Stated problem: Reproduce the data that follows in its entirety, character for character.

· · ·

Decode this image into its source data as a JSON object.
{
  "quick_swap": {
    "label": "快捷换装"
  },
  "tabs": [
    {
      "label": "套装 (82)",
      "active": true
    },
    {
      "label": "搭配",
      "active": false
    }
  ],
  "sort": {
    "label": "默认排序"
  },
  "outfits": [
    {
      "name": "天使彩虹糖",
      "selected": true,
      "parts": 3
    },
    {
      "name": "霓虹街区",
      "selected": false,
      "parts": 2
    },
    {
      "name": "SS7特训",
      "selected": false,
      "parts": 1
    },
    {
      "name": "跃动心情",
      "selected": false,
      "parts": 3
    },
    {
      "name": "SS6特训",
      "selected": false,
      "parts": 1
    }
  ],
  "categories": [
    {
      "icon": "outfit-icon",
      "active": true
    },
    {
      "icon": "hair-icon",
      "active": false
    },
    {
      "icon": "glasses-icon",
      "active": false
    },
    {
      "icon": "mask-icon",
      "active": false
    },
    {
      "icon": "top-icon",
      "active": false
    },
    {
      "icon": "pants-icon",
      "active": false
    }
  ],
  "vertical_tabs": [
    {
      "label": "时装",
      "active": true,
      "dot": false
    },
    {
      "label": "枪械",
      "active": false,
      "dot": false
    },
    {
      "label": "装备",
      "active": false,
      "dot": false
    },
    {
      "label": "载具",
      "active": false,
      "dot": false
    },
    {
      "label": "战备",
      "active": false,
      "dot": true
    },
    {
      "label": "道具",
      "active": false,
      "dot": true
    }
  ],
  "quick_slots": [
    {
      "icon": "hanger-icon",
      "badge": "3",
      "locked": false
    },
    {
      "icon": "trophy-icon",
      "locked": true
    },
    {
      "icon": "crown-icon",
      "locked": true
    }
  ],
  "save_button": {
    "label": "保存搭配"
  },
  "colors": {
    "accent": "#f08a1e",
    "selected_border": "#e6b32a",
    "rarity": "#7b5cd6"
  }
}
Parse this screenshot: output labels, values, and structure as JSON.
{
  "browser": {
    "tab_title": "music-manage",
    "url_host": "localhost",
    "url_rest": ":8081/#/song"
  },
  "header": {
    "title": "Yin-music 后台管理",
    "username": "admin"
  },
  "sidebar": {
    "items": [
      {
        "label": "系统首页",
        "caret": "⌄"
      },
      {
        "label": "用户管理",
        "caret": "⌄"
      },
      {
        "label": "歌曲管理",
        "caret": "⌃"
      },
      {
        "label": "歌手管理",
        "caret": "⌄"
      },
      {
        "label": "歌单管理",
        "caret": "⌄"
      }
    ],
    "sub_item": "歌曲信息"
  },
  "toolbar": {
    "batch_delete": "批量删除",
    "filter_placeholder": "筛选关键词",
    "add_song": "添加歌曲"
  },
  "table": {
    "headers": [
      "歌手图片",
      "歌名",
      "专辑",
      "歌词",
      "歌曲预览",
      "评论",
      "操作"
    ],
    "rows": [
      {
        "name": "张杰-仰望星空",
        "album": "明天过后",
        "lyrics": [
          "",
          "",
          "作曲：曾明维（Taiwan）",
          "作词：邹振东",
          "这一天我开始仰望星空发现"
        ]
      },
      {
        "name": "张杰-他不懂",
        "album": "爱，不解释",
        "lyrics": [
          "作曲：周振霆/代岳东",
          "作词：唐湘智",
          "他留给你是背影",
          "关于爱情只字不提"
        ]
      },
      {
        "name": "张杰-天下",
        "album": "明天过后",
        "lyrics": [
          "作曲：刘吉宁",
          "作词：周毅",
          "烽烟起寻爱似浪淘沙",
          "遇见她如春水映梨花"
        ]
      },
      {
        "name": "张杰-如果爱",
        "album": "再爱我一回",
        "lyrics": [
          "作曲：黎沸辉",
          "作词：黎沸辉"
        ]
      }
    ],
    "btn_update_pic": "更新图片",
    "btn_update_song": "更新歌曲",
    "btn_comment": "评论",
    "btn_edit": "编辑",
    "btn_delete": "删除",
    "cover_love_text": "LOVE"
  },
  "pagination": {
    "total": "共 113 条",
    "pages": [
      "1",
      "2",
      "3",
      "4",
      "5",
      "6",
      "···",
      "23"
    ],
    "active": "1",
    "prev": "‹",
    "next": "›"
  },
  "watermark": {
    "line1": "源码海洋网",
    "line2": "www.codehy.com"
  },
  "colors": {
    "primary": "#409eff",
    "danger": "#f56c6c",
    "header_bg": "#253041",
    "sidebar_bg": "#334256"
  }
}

· · ·

Output for this exercise:
Decode this image into its source data as a JSON object.
{
  "quick_swap": {
    "label": "快捷换装"
  },
  "tabs": [
    {
      "label": "套装 (82)",
      "active": true
    },
    {
      "label": "搭配",
      "active": false
    }
  ],
  "sort": {
    "label": "默认排序"
  },
  "outfits": [
    {
      "name": "天使彩虹糖",
      "selected": true,
      "parts": 3
    },
    {
      "name": "霓虹街区",
      "selected": false,
      "parts": 2
    },
    {
      "name": "SS7特训",
      "selected": false,
      "parts": 1
    },
    {
      "name": "跃动心情",
      "selected": false,
      "parts": 3
    },
    {
      "name": "SS6特训",
      "selected": false,
      "parts": 1
    }
  ],
  "categories": [
    {
      "icon": "outfit-icon",
      "active": true
    },
    {
      "icon": "hair-icon",
      "active": false
    },
    {
      "icon": "glasses-icon",
      "active": false
    },
    {
      "icon": "mask-icon",
      "active": false
    },
    {
      "icon": "top-icon",
      "active": false
    },
    {
      "icon": "pants-icon",
      "active": false
    }
  ],
  "vertical_tabs": [
    {
      "label": "时装",
      "active": true,
      "dot": false
    },
    {
      "label": "枪械",
      "active": false,
      "dot": false
    },
    {
      "label": "装备",
      "active": false,
      "dot": false
    },
    {
      "label": "载具",
      "active": false,
      "dot": false
    },
    {
      "label": "战备",
      "active": false,
      "dot": true
    },
    {
      "label": "道具",
      "active": false,
      "dot": true
    }
  ],
  "quick_slots": [
    {
      "icon": "hanger-icon",
      "badge": "3",
      "locked": false
    },
    {
      "icon": "trophy-icon",
      "locked": true
    },
    {
      "icon": "crown-icon",
      "locked": true
    }
  ],
  "save_button": {
    "label": "保存搭配"
  },
  "colors": {
    "accent": "#f08a1e",
    "selected_border": "#e6b32a",
    "rarity": "#7b5cd6"
  }
}
Parse this screenshot: output labels, values, and structure as JSON.
{
  "browser": {
    "tab_title": "music-manage",
    "url_host": "localhost",
    "url_rest": ":8081/#/song"
  },
  "header": {
    "title": "Yin-music 后台管理",
    "username": "admin"
  },
  "sidebar": {
    "items": [
      {
        "label": "系统首页",
        "caret": "⌄"
      },
      {
        "label": "用户管理",
        "caret": "⌄"
      },
      {
        "label": "歌曲管理",
        "caret": "⌃"
      },
      {
        "label": "歌手管理",
        "caret": "⌄"
      },
      {
        "label": "歌单管理",
        "caret": "⌄"
      }
    ],
    "sub_item": "歌曲信息"
  },
  "toolbar": {
    "batch_delete": "批量删除",
    "filter_placeholder": "筛选关键词",
    "add_song": "添加歌曲"
  },
  "table": {
    "headers": [
      "歌手图片",
      "歌名",
      "专辑",
      "歌词",
      "歌曲预览",
      "评论",
      "操作"
    ],
    "rows": [
      {
        "name": "张杰-仰望星空",
        "album": "明天过后",
        "lyrics": [
          "",
          "",
          "作曲：曾明维（Taiwan）",
          "作词：邹振东",
          "这一天我开始仰望星空发现"
        ]
      },
      {
        "name": "张杰-他不懂",
        "album": "爱，不解释",
        "lyrics": [
          "作曲：周振霆/代岳东",
          "作词：唐湘智",
          "他留给你是背影",
          "关于爱情只字不提"
        ]
      },
      {
        "name": "张杰-天下",
        "album": "明天过后",
        "lyrics": [
          "作曲：刘吉宁",
          "作词：周毅",
          "烽烟起寻爱似浪淘沙",
          "遇见她如春水映梨花"
        ]
      },
      {
        "name": "张杰-如果爱",
        "album": "再爱我一回",
        "lyrics": [
          "作曲：黎沸辉",
          "作词：黎沸辉"
        ]
      }
    ],
    "btn_update_pic": "更新图片",
    "btn_update_song": "更新歌曲",
    "btn_comment": "评论",
    "btn_edit": "编辑",
    "btn_delete": "删除",
    "cover_love_text": "LOVE"
  },
  "pagination": {
    "total": "共 113 条",
    "pages": [
      "1",
      "2",
      "3",
      "4",
      "5",
      "6",
      "···",
      "23"
    ],
    "active": "1",
    "prev": "‹",
    "next": "›"
  },
  "watermark": {
    "line1": "源码海洋网",
    "line2": "www.codehy.com"
  },
  "colors": {
    "primary": "#409eff",
    "danger": "#f56c6c",
    "header_bg": "#253041",
    "sidebar_bg": "#334256"
  }
}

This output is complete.